EXERCISE BRIEF » Extract all lines that hold "Rahmen" from the records below.

Recorded data:
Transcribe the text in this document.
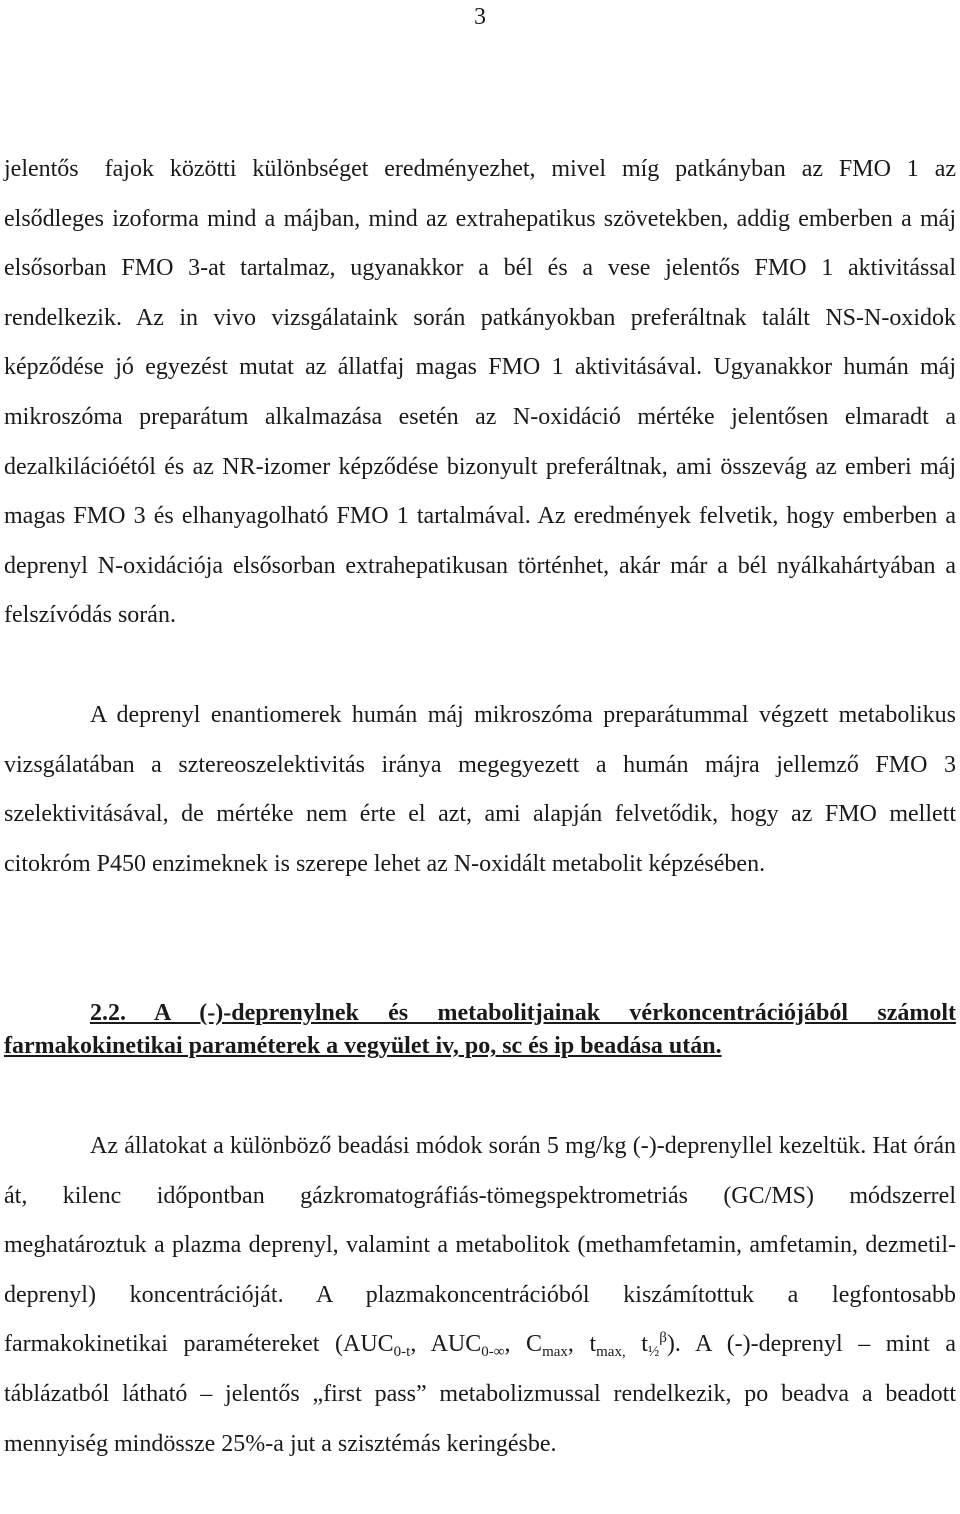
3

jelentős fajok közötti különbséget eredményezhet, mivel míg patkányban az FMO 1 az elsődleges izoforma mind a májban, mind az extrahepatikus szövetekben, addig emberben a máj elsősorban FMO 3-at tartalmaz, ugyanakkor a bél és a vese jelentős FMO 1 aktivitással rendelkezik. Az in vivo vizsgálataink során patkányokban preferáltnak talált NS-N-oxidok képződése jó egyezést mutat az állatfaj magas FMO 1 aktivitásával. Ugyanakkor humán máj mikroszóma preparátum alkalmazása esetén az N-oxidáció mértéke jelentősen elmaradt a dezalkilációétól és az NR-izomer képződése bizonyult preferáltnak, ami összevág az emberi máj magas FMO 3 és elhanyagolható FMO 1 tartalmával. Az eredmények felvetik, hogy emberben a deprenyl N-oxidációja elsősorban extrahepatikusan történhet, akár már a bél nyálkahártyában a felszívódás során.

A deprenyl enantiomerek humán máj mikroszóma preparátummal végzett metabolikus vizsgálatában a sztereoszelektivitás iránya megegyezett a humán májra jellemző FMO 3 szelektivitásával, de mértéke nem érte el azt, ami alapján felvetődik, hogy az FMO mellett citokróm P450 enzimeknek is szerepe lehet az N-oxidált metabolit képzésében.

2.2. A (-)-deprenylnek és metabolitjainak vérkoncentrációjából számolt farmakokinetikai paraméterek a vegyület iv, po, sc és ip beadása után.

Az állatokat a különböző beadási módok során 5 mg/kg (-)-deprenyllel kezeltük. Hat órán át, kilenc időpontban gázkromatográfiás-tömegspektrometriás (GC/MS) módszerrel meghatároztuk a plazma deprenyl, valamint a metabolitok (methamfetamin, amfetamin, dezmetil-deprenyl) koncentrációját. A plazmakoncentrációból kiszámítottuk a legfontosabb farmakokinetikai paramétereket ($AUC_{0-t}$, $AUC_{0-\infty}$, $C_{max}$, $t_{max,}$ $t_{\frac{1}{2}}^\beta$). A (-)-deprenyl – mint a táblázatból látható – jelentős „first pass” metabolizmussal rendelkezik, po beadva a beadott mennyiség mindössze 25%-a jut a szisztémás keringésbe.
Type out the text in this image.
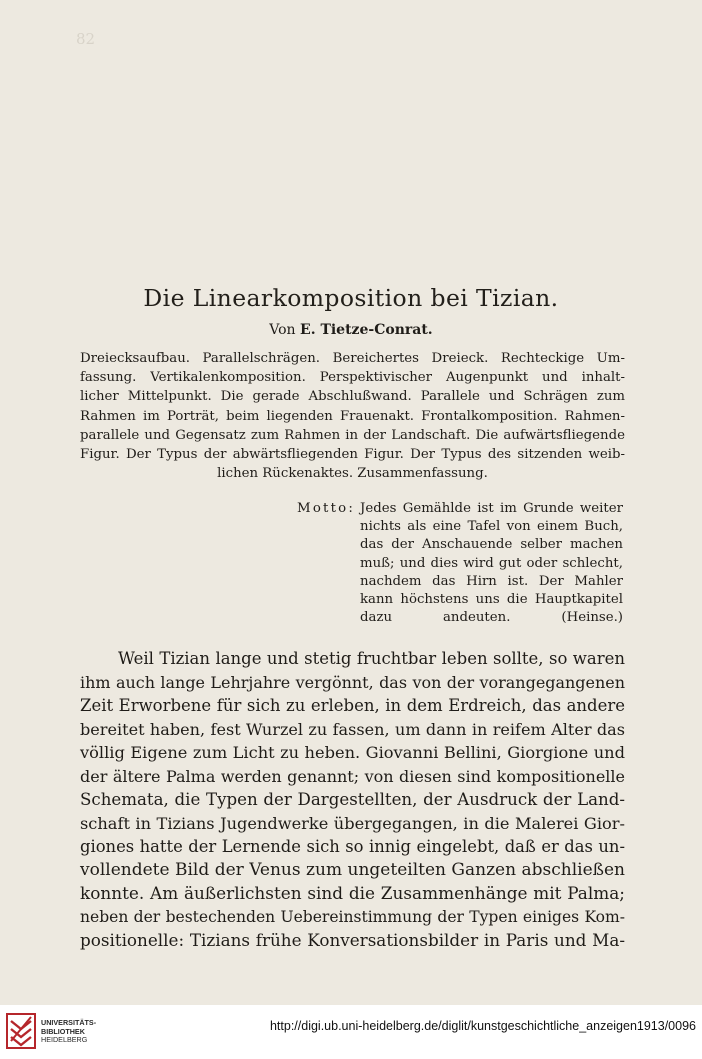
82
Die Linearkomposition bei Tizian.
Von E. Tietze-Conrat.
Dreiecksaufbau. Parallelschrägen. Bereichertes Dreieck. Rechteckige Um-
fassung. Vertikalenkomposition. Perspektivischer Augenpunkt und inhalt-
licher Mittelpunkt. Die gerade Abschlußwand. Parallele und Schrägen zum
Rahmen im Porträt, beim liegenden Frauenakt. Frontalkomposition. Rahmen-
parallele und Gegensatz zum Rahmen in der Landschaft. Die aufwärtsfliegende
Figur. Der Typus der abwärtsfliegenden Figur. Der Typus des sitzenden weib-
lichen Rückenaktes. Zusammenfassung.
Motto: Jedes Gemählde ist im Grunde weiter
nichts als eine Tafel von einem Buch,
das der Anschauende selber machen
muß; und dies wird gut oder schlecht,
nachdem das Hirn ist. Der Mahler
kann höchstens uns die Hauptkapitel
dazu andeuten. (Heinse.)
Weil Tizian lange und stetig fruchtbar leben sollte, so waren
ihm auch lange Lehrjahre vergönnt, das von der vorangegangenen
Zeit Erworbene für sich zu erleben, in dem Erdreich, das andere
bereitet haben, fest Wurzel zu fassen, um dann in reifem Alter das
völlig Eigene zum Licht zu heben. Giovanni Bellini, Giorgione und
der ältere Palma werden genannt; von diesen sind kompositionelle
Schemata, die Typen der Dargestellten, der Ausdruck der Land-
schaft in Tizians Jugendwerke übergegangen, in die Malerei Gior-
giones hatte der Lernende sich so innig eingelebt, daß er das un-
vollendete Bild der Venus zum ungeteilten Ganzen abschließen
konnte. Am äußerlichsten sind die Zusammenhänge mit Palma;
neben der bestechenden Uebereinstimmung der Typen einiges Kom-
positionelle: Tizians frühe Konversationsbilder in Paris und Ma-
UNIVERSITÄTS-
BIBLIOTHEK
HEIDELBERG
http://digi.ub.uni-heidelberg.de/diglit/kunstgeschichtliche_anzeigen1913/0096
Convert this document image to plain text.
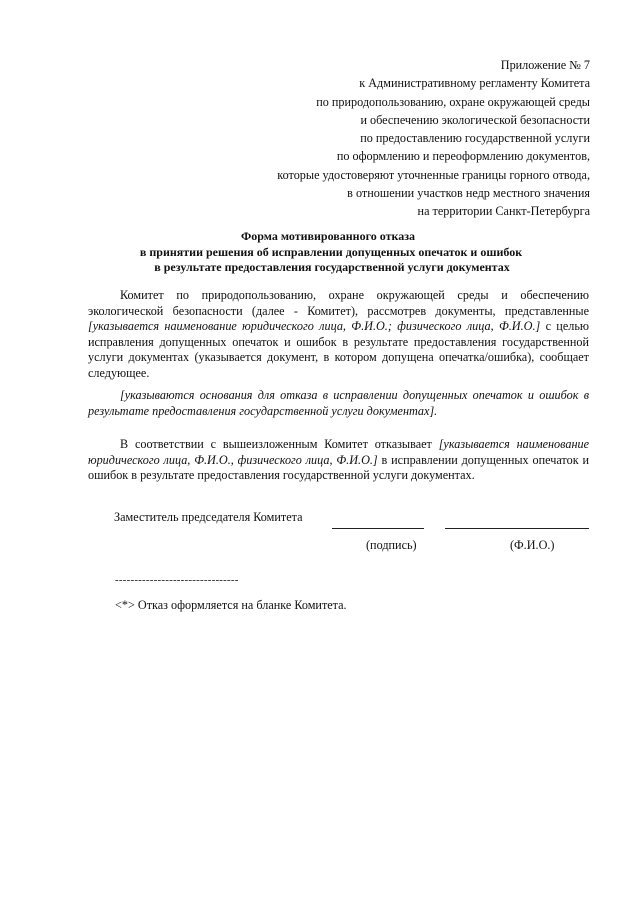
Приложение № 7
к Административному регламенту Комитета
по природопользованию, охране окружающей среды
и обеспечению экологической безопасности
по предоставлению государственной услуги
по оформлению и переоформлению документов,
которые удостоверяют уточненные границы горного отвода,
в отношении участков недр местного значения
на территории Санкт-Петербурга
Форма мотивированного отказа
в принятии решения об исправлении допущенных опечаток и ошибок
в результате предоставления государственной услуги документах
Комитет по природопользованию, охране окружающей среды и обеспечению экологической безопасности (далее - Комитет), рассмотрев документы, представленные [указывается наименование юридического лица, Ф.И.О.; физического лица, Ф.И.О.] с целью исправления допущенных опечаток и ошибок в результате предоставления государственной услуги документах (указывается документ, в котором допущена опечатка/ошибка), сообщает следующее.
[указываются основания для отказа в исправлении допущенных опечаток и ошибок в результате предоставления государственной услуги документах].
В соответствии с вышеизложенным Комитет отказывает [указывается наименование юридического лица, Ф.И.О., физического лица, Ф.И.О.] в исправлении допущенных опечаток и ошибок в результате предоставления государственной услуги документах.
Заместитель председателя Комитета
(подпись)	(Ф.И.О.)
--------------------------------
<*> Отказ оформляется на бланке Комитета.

EXERCISE RESULT »
Rahmen im Porträt, beim liegenden Frauenakt. Frontalkomposition. Rahmen-
parallele und Gegensatz zum Rahmen in der Landschaft. Die aufwärtsfliegende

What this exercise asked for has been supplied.